Source records:
--- start ---
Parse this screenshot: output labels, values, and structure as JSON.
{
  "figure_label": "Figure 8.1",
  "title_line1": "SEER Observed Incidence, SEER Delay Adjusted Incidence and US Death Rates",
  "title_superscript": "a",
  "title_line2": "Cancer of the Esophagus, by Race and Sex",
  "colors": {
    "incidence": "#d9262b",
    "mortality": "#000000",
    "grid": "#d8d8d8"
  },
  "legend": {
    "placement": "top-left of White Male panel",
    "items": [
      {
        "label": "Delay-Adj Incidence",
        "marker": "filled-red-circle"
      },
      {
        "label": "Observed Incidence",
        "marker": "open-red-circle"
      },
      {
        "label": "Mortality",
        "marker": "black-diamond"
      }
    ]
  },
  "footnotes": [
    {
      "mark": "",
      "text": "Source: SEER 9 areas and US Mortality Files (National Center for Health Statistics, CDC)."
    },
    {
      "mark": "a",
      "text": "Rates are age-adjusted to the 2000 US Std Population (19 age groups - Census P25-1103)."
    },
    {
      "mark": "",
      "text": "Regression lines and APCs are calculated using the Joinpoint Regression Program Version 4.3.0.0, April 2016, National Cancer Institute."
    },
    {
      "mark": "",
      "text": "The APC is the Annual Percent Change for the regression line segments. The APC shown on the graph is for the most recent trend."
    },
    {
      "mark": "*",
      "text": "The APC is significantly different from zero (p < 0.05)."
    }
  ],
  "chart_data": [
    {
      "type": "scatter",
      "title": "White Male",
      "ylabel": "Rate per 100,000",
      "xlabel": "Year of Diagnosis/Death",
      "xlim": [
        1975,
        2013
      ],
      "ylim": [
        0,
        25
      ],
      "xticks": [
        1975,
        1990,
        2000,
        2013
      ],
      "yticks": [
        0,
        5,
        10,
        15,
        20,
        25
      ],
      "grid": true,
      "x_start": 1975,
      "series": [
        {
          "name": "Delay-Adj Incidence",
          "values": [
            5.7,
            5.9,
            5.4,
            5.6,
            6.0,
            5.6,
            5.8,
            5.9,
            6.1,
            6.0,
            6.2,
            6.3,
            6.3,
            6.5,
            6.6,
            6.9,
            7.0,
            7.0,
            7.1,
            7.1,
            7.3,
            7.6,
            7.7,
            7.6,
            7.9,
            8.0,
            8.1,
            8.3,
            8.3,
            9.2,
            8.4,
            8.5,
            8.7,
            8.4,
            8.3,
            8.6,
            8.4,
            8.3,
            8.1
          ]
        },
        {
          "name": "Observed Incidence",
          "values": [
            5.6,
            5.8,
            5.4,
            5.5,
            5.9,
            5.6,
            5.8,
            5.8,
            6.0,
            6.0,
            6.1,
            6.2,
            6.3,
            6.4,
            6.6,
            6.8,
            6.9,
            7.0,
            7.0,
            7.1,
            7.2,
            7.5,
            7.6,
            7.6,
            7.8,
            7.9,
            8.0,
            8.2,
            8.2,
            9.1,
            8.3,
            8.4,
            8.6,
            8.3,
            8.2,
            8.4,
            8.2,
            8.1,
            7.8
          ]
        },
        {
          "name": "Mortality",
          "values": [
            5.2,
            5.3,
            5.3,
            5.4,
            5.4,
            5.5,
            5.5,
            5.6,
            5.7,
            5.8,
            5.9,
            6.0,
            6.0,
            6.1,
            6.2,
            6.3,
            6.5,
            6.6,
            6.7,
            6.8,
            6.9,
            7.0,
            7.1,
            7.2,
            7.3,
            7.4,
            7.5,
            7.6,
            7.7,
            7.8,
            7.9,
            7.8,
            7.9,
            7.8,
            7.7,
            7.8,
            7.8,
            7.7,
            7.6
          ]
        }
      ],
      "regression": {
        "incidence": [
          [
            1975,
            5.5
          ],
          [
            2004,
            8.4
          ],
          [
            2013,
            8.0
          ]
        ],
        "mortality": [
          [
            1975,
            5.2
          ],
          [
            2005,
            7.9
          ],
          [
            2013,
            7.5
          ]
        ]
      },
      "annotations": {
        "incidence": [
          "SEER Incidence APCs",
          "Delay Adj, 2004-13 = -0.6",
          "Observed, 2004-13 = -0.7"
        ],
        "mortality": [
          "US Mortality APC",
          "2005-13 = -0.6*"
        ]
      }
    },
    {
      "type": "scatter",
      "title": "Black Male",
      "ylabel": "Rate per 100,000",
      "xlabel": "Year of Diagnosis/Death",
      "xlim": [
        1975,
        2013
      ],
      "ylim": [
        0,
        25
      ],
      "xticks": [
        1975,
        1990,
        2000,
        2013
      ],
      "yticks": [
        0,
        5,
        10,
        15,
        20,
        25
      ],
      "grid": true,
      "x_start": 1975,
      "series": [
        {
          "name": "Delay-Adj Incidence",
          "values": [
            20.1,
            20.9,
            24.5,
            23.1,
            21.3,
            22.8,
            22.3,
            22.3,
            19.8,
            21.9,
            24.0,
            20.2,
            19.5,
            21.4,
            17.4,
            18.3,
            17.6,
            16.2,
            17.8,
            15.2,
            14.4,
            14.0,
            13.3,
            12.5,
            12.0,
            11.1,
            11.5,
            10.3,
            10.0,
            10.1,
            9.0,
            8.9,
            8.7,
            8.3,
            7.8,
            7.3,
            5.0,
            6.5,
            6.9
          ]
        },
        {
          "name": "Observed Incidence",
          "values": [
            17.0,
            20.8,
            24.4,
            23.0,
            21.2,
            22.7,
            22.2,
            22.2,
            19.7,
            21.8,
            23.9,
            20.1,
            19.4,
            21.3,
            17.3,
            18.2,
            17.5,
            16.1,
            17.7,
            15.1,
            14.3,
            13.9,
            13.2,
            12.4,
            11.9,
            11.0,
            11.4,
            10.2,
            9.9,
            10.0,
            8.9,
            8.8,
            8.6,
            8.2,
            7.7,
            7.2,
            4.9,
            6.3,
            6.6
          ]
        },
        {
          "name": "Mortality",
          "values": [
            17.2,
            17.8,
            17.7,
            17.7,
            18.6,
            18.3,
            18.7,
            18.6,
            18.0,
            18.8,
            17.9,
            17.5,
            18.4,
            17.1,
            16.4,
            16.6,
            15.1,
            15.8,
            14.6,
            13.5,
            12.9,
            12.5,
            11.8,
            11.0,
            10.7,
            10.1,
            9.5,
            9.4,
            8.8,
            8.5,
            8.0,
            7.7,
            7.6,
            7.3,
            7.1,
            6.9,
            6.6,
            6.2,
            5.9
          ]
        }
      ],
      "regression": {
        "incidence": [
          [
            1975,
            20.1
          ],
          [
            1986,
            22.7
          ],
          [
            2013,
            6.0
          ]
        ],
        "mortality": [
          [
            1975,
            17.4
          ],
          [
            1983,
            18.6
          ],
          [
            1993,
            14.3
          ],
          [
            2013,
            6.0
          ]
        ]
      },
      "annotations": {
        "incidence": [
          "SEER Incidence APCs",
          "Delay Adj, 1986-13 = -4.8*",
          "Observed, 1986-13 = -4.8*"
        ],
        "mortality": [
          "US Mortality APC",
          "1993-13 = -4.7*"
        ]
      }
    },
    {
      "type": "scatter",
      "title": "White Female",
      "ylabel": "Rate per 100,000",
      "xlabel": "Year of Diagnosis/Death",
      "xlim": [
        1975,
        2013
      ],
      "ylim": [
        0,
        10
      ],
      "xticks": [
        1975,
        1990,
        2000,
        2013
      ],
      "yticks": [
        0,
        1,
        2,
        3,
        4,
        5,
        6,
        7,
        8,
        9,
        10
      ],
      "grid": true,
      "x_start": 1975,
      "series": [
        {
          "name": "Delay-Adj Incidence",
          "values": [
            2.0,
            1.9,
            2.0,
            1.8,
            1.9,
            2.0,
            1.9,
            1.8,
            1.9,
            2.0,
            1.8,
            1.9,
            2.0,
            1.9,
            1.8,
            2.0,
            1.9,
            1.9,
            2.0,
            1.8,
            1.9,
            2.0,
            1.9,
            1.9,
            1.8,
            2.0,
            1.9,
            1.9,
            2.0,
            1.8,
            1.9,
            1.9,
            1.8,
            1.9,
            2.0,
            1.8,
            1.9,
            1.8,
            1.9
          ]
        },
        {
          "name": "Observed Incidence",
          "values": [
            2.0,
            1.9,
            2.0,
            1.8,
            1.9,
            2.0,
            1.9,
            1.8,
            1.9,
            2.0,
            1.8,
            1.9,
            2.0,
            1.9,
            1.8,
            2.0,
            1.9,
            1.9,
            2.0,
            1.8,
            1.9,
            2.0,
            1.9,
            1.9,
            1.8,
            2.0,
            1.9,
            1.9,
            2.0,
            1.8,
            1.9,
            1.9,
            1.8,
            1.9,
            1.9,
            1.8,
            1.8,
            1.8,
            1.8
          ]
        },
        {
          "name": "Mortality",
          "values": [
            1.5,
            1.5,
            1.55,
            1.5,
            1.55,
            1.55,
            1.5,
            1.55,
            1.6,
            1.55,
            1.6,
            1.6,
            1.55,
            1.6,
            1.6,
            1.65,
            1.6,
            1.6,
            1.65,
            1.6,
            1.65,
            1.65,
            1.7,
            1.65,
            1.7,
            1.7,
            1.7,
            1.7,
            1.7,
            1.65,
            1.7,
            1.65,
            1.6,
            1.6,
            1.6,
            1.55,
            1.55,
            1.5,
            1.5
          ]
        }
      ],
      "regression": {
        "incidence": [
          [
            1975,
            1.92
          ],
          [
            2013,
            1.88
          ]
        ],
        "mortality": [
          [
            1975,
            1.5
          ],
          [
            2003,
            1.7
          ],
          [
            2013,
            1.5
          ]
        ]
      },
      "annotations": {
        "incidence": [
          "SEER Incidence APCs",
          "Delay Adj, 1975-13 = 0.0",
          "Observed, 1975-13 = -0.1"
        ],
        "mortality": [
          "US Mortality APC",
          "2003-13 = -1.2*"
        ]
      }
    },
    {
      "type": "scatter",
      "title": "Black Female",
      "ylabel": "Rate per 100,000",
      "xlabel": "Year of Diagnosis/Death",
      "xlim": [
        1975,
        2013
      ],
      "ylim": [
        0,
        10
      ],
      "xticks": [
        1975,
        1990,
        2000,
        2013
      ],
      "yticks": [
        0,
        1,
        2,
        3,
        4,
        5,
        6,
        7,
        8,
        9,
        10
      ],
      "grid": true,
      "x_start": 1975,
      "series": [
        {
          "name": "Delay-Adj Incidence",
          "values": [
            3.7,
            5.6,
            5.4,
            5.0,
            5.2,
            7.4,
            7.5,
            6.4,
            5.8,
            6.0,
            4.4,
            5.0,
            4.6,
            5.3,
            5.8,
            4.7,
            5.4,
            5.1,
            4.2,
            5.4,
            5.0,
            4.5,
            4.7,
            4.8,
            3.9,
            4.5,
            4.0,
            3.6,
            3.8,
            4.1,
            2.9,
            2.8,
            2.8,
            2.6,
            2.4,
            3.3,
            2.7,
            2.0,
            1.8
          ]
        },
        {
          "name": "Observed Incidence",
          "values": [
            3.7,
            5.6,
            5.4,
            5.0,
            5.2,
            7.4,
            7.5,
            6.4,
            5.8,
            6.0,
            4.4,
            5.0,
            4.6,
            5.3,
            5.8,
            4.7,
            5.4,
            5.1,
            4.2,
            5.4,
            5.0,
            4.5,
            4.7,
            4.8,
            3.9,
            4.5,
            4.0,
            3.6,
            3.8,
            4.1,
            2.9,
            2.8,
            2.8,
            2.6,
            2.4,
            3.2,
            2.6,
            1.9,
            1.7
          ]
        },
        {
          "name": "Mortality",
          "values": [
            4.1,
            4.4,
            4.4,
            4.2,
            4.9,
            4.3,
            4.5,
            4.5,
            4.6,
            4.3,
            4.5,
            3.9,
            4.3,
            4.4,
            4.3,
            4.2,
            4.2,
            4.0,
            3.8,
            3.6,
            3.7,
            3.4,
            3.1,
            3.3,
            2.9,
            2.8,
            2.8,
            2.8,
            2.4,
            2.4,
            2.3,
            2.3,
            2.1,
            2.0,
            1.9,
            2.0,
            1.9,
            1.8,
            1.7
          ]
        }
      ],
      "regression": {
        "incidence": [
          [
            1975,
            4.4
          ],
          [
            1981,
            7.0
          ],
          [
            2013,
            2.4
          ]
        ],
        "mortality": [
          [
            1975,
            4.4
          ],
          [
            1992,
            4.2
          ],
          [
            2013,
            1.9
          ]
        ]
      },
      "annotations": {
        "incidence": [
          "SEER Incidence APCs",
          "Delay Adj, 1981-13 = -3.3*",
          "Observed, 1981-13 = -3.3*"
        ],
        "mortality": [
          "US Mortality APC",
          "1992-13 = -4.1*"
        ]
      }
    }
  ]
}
--- end ---
■ **Directive**: Which lines include the word "Female"? Copy every one of them.

■ **Answer for the task**:
      "title": "White Female",
      "title": "Black Female",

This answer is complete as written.